== Exercise objective ==
For the data below, report the number of lines that contain the string "name" and nothing else.

————

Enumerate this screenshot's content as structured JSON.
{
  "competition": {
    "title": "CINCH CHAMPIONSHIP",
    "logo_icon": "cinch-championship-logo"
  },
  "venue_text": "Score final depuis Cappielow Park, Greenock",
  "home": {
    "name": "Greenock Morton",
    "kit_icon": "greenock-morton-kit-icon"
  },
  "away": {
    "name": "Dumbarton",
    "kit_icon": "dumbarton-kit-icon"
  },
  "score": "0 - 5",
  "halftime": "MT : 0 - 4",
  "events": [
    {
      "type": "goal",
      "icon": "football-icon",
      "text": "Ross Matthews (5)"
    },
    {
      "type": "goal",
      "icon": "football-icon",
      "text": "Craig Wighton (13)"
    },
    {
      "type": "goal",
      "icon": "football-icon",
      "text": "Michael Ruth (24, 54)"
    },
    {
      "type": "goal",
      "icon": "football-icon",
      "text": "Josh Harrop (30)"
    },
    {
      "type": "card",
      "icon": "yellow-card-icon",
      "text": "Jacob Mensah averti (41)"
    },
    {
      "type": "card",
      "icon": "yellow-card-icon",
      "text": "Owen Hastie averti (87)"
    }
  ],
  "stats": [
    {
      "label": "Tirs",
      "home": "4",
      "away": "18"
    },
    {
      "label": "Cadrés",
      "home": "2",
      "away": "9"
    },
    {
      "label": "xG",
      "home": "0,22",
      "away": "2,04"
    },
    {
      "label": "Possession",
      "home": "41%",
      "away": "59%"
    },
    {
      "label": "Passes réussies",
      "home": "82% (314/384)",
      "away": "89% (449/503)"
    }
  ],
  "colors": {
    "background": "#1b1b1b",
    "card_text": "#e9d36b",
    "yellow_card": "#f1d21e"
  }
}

————

== The completed task ==
2